SET PROBLEM.
Count every line where "Houses" occurs. Give the total alone.

Data entries
※
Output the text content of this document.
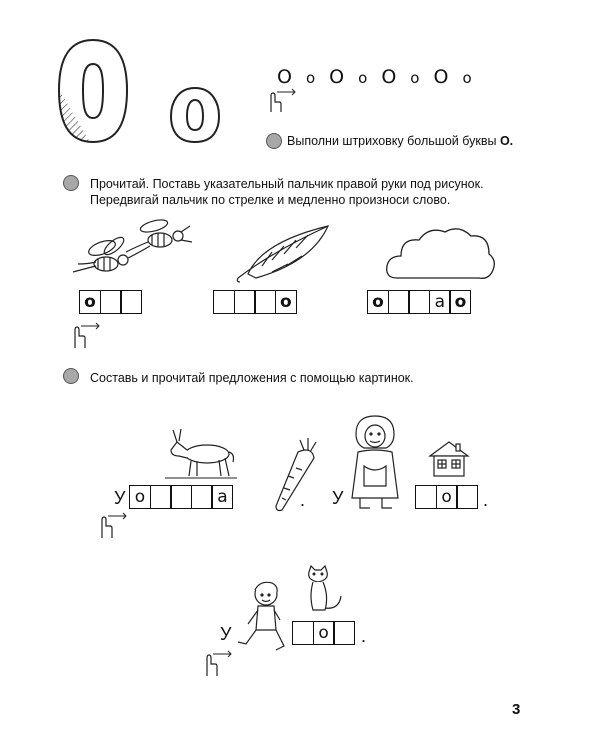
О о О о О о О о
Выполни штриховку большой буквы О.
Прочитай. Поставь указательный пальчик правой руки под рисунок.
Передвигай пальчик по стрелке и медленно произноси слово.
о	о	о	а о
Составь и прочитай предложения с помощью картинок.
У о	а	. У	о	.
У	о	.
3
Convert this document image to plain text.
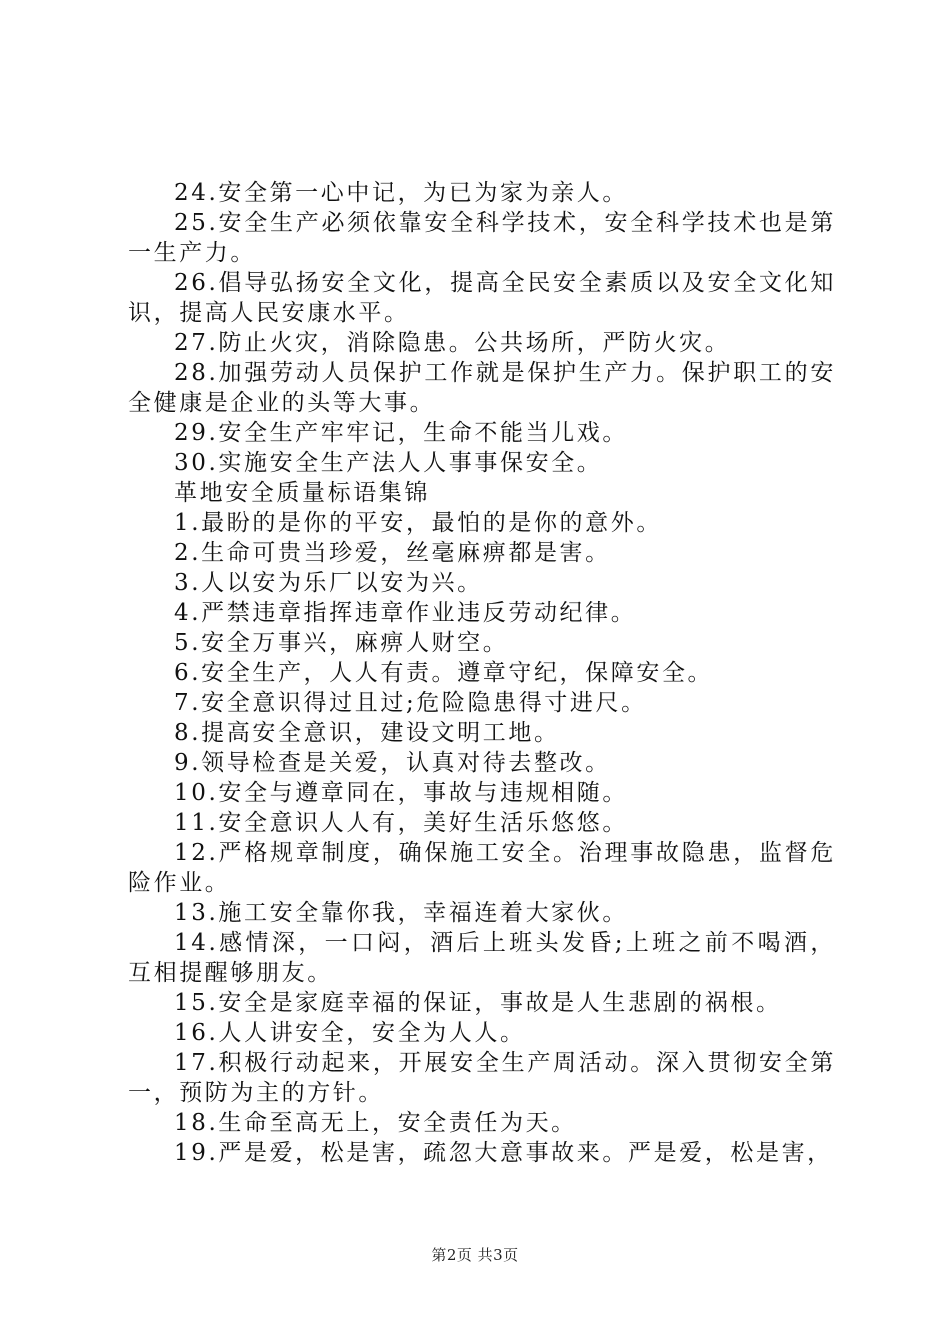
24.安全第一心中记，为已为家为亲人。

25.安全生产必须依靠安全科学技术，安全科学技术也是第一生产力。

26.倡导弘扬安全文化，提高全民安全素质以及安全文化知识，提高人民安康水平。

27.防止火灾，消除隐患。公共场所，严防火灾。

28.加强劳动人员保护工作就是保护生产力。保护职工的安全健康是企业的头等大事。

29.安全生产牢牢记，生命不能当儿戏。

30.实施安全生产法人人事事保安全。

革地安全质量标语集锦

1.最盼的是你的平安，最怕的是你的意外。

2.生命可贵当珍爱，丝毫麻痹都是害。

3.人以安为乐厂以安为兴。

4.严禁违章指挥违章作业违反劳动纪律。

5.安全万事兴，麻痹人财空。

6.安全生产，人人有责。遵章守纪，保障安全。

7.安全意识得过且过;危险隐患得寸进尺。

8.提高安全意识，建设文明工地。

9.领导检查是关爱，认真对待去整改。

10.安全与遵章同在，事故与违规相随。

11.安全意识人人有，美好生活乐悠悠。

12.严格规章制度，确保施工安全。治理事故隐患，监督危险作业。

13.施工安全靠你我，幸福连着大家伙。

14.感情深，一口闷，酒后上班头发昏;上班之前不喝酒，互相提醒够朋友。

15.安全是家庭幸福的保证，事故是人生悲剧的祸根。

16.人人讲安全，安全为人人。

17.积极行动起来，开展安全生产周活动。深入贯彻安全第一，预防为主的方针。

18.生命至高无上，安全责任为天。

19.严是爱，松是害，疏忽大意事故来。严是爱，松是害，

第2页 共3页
※
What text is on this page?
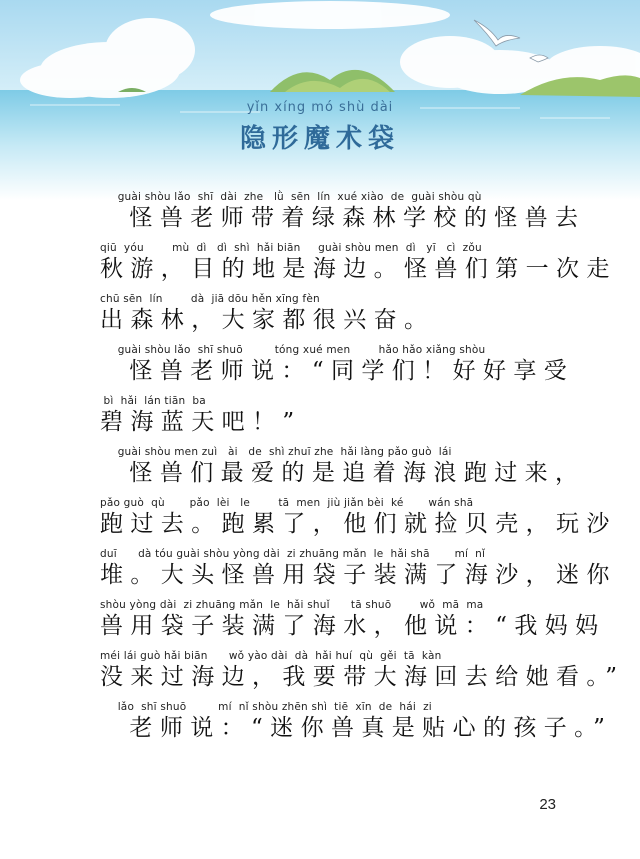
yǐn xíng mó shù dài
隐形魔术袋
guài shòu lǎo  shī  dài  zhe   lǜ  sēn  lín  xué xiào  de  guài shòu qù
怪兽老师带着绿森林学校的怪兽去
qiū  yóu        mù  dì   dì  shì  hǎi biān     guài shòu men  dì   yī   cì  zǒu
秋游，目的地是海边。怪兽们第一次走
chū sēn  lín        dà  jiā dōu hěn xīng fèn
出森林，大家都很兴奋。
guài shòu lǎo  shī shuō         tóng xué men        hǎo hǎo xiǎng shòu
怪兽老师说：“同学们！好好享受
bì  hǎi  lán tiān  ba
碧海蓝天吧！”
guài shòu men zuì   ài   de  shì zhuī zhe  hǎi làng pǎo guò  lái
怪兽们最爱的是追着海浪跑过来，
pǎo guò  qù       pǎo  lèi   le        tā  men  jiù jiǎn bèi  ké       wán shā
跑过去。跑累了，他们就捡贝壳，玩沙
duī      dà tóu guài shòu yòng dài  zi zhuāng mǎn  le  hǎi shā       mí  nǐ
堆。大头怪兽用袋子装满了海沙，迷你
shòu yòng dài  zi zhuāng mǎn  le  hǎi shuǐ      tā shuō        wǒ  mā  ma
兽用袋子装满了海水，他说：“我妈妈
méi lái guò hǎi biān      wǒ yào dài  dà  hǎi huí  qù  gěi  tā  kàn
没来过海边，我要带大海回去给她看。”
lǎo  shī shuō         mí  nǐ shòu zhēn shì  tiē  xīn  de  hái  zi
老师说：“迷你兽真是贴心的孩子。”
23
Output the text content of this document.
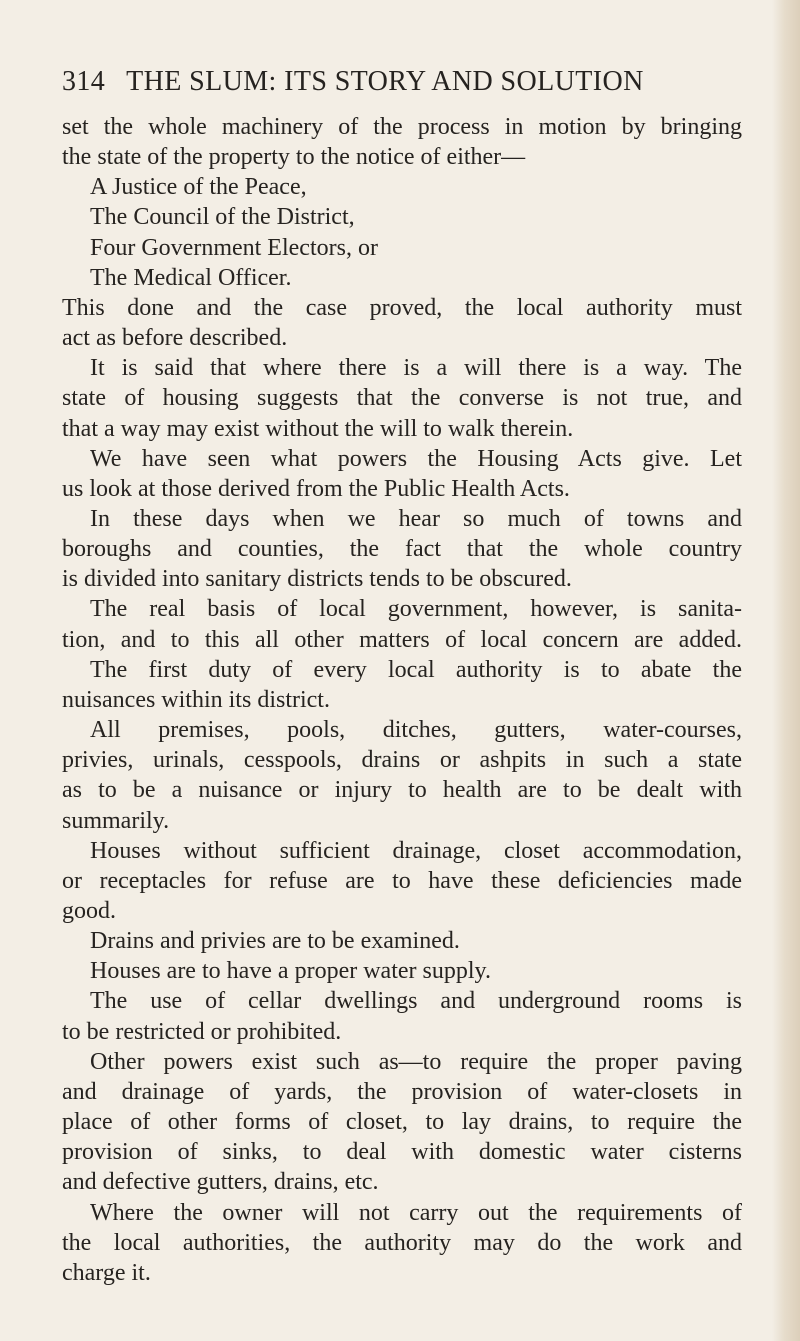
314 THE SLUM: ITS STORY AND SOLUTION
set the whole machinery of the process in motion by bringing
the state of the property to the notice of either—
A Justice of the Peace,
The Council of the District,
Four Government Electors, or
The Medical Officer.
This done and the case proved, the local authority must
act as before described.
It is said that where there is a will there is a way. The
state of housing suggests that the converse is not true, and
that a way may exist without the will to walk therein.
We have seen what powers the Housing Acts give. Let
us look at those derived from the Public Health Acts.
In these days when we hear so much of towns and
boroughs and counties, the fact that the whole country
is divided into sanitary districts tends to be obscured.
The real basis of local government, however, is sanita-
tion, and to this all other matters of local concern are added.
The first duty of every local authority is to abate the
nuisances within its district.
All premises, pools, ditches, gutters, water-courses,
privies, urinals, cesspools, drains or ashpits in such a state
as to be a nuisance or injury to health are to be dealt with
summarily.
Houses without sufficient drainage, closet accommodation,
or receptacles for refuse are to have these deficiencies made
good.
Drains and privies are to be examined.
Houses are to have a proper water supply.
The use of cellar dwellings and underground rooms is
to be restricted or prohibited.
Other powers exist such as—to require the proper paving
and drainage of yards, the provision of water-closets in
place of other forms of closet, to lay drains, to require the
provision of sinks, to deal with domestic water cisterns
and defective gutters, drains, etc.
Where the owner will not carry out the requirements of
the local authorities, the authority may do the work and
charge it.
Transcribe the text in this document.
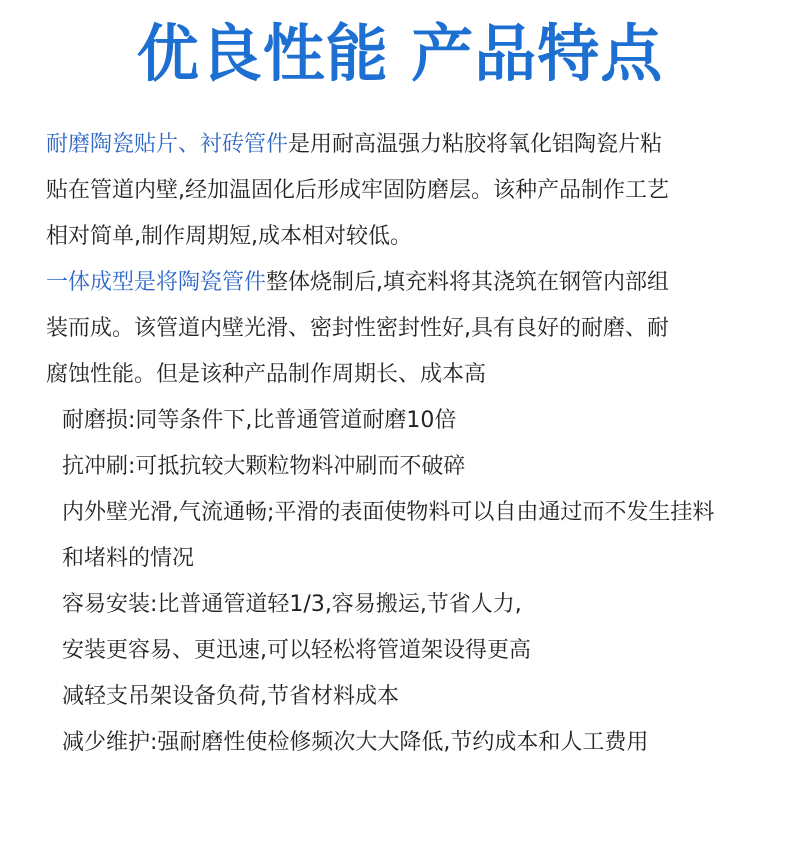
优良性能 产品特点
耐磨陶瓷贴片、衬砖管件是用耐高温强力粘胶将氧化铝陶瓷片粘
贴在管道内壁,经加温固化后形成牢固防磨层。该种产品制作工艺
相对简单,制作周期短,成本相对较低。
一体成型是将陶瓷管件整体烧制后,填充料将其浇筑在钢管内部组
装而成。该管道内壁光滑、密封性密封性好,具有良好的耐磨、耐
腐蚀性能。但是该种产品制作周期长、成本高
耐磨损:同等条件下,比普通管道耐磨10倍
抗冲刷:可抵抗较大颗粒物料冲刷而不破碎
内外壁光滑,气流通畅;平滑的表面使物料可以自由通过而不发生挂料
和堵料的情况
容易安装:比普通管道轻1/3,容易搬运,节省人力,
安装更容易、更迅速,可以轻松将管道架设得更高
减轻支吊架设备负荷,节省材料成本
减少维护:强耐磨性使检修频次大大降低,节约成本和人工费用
※
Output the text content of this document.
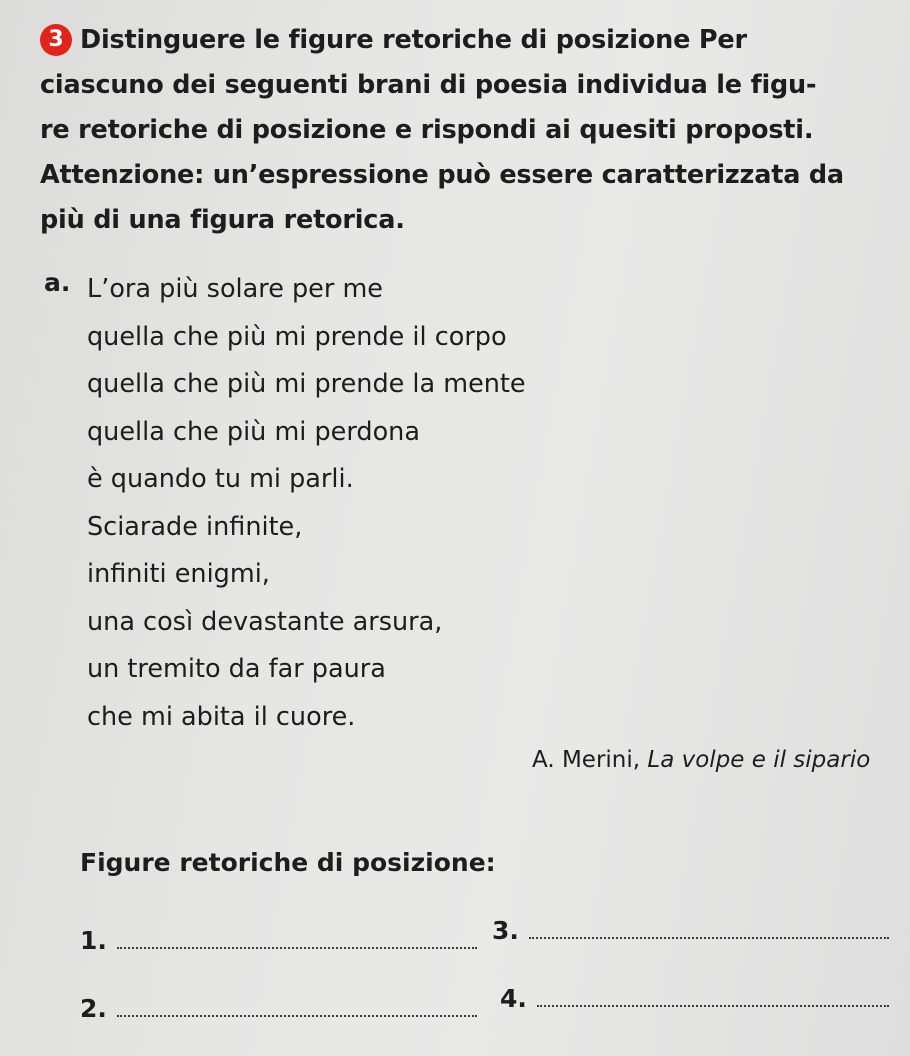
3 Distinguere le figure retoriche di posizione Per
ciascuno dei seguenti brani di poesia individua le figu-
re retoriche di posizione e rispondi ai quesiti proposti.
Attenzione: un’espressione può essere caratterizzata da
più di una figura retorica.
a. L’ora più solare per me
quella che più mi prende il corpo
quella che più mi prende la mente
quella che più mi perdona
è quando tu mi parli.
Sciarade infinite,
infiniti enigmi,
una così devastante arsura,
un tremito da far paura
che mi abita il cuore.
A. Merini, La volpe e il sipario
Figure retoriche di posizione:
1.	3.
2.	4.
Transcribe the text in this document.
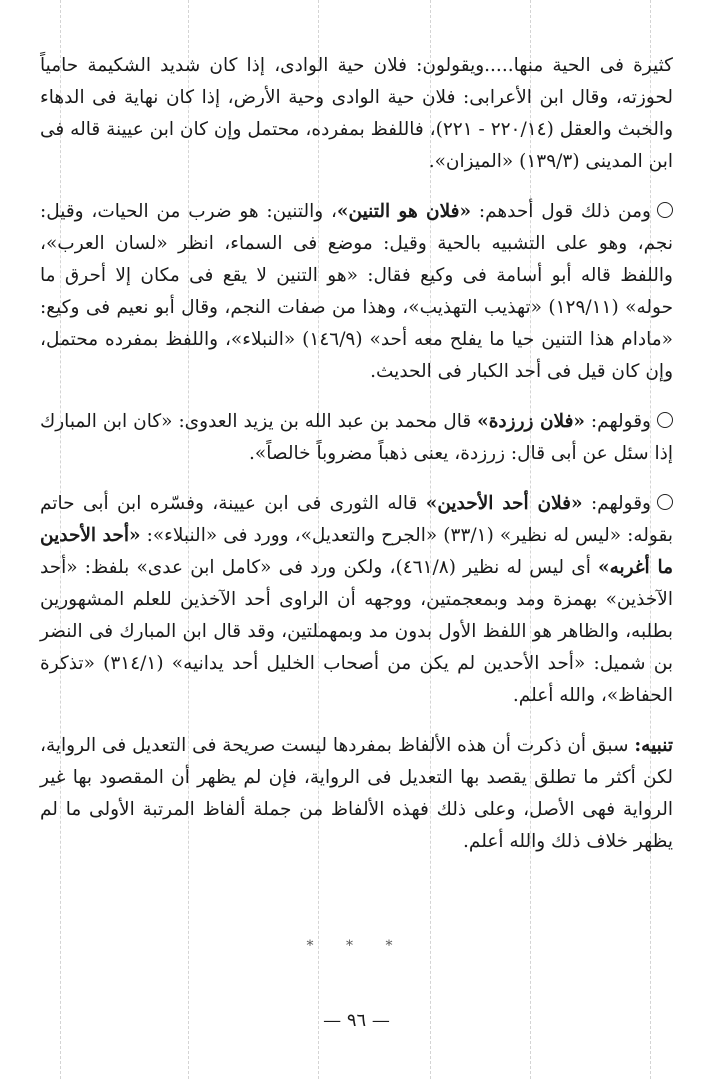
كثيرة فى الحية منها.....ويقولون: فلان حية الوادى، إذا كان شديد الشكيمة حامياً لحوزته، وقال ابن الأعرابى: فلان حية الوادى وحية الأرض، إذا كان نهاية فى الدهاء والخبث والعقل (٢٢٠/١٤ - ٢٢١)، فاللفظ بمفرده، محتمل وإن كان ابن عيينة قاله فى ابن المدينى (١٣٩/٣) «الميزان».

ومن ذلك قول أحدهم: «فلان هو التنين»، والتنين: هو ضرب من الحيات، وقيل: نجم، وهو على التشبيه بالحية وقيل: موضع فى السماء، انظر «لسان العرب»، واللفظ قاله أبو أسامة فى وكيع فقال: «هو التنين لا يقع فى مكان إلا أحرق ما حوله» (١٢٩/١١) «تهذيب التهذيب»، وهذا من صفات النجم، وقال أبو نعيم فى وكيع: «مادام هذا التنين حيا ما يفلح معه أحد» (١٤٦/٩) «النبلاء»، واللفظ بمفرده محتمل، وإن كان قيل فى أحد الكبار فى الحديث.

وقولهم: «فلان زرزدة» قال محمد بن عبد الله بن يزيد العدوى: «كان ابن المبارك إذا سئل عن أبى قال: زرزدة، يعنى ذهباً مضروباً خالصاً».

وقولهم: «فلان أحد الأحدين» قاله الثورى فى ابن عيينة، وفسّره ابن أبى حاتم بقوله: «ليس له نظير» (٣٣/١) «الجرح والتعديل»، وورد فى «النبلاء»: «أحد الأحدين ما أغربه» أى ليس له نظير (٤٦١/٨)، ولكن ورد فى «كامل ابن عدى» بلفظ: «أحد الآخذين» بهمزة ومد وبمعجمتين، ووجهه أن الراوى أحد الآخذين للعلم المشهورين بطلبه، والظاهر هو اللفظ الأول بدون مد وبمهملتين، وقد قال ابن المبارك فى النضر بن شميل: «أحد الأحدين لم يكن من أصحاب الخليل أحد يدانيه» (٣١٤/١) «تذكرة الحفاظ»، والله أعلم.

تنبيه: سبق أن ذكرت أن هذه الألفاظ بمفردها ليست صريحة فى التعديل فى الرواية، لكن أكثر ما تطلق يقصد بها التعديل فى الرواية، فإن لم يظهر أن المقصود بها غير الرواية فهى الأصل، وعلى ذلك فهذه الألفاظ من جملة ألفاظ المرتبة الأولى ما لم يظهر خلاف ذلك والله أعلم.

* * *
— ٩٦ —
※
COMPLETE OUTPUT.
2